┌──

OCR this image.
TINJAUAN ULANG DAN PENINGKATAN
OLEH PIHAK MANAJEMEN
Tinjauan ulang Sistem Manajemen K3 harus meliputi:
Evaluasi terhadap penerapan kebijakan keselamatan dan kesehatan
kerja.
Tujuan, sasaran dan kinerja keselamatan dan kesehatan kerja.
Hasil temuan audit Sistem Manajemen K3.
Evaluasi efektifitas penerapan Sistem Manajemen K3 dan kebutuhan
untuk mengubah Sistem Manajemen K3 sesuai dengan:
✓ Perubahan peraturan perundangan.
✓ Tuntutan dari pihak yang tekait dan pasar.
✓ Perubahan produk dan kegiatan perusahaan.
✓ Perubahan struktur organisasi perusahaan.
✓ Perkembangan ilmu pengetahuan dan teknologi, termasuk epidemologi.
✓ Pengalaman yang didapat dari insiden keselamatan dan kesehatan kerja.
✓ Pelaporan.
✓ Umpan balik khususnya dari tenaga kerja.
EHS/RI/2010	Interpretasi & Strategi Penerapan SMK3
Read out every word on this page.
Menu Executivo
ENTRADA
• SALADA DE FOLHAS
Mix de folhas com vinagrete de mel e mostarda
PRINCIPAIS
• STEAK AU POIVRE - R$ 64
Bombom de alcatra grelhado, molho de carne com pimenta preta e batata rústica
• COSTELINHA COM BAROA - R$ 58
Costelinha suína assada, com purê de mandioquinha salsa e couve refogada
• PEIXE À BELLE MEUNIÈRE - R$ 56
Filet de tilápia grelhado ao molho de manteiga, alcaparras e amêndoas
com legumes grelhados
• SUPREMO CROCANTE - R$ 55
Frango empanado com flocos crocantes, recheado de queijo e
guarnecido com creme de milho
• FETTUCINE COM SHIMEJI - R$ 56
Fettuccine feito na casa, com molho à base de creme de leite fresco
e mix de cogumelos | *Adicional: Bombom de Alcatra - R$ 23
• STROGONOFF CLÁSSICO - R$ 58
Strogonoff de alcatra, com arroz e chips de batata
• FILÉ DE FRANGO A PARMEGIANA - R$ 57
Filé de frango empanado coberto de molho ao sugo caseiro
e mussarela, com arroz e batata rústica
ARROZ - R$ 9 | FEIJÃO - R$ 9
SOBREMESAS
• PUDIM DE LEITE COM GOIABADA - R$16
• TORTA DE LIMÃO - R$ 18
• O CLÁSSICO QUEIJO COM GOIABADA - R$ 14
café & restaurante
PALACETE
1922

└──

Aim of the exercise:
Tally the lines in this data that hold the word "CLÁSSICO" and state only the count.

Result for this task:
2